**YOUR OBJECTIVE**:
Copy all the material that follows, keeping every character the same.

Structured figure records
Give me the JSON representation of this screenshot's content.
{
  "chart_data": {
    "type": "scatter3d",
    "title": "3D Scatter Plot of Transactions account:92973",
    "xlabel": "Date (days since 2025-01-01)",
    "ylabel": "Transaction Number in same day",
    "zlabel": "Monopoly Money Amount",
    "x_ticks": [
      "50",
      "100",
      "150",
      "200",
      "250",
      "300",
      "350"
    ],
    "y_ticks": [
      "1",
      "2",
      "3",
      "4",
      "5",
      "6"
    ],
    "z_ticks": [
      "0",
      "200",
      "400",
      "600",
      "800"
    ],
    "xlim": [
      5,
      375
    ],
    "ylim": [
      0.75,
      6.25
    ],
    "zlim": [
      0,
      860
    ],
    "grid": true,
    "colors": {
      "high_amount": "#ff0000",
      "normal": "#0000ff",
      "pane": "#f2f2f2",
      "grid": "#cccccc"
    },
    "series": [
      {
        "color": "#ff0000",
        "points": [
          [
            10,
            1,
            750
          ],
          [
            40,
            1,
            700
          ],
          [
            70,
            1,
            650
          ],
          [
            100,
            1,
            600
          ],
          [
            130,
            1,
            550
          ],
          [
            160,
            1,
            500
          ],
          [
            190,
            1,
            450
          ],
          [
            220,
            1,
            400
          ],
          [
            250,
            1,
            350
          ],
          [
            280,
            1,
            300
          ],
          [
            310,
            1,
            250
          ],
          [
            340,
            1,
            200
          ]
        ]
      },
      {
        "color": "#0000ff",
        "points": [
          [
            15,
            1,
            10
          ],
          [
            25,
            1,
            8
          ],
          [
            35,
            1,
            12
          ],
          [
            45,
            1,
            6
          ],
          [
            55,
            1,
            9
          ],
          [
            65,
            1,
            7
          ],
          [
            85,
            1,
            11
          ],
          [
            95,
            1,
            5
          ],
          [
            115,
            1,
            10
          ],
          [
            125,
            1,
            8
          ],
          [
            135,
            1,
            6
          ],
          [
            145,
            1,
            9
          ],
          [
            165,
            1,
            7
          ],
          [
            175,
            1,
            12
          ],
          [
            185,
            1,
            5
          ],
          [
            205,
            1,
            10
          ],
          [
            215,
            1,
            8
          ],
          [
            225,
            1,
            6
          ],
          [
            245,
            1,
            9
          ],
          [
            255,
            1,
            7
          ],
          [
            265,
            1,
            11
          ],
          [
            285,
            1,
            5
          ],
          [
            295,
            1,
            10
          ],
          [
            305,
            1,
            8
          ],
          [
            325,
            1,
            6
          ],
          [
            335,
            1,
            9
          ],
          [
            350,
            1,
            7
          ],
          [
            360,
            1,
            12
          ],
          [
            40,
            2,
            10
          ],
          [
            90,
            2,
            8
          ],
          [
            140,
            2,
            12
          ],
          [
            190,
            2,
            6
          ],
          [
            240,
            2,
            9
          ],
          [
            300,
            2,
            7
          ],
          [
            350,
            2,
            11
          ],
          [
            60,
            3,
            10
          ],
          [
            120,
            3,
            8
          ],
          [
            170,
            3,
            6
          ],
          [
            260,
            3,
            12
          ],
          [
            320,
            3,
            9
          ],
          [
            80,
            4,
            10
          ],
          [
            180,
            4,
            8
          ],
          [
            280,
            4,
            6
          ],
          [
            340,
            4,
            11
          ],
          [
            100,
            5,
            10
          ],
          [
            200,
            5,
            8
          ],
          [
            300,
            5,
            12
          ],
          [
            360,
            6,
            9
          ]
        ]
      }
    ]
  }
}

**COMPLETED TASK**:
Give me the JSON representation of this screenshot's content.
{
  "chart_data": {
    "type": "scatter3d",
    "title": "3D Scatter Plot of Transactions account:92973",
    "xlabel": "Date (days since 2025-01-01)",
    "ylabel": "Transaction Number in same day",
    "zlabel": "Monopoly Money Amount",
    "x_ticks": [
      "50",
      "100",
      "150",
      "200",
      "250",
      "300",
      "350"
    ],
    "y_ticks": [
      "1",
      "2",
      "3",
      "4",
      "5",
      "6"
    ],
    "z_ticks": [
      "0",
      "200",
      "400",
      "600",
      "800"
    ],
    "xlim": [
      5,
      375
    ],
    "ylim": [
      0.75,
      6.25
    ],
    "zlim": [
      0,
      860
    ],
    "grid": true,
    "colors": {
      "high_amount": "#ff0000",
      "normal": "#0000ff",
      "pane": "#f2f2f2",
      "grid": "#cccccc"
    },
    "series": [
      {
        "color": "#ff0000",
        "points": [
          [
            10,
            1,
            750
          ],
          [
            40,
            1,
            700
          ],
          [
            70,
            1,
            650
          ],
          [
            100,
            1,
            600
          ],
          [
            130,
            1,
            550
          ],
          [
            160,
            1,
            500
          ],
          [
            190,
            1,
            450
          ],
          [
            220,
            1,
            400
          ],
          [
            250,
            1,
            350
          ],
          [
            280,
            1,
            300
          ],
          [
            310,
            1,
            250
          ],
          [
            340,
            1,
            200
          ]
        ]
      },
      {
        "color": "#0000ff",
        "points": [
          [
            15,
            1,
            10
          ],
          [
            25,
            1,
            8
          ],
          [
            35,
            1,
            12
          ],
          [
            45,
            1,
            6
          ],
          [
            55,
            1,
            9
          ],
          [
            65,
            1,
            7
          ],
          [
            85,
            1,
            11
          ],
          [
            95,
            1,
            5
          ],
          [
            115,
            1,
            10
          ],
          [
            125,
            1,
            8
          ],
          [
            135,
            1,
            6
          ],
          [
            145,
            1,
            9
          ],
          [
            165,
            1,
            7
          ],
          [
            175,
            1,
            12
          ],
          [
            185,
            1,
            5
          ],
          [
            205,
            1,
            10
          ],
          [
            215,
            1,
            8
          ],
          [
            225,
            1,
            6
          ],
          [
            245,
            1,
            9
          ],
          [
            255,
            1,
            7
          ],
          [
            265,
            1,
            11
          ],
          [
            285,
            1,
            5
          ],
          [
            295,
            1,
            10
          ],
          [
            305,
            1,
            8
          ],
          [
            325,
            1,
            6
          ],
          [
            335,
            1,
            9
          ],
          [
            350,
            1,
            7
          ],
          [
            360,
            1,
            12
          ],
          [
            40,
            2,
            10
          ],
          [
            90,
            2,
            8
          ],
          [
            140,
            2,
            12
          ],
          [
            190,
            2,
            6
          ],
          [
            240,
            2,
            9
          ],
          [
            300,
            2,
            7
          ],
          [
            350,
            2,
            11
          ],
          [
            60,
            3,
            10
          ],
          [
            120,
            3,
            8
          ],
          [
            170,
            3,
            6
          ],
          [
            260,
            3,
            12
          ],
          [
            320,
            3,
            9
          ],
          [
            80,
            4,
            10
          ],
          [
            180,
            4,
            8
          ],
          [
            280,
            4,
            6
          ],
          [
            340,
            4,
            11
          ],
          [
            100,
            5,
            10
          ],
          [
            200,
            5,
            8
          ],
          [
            300,
            5,
            12
          ],
          [
            360,
            6,
            9
          ]
        ]
      }
    ]
  }
}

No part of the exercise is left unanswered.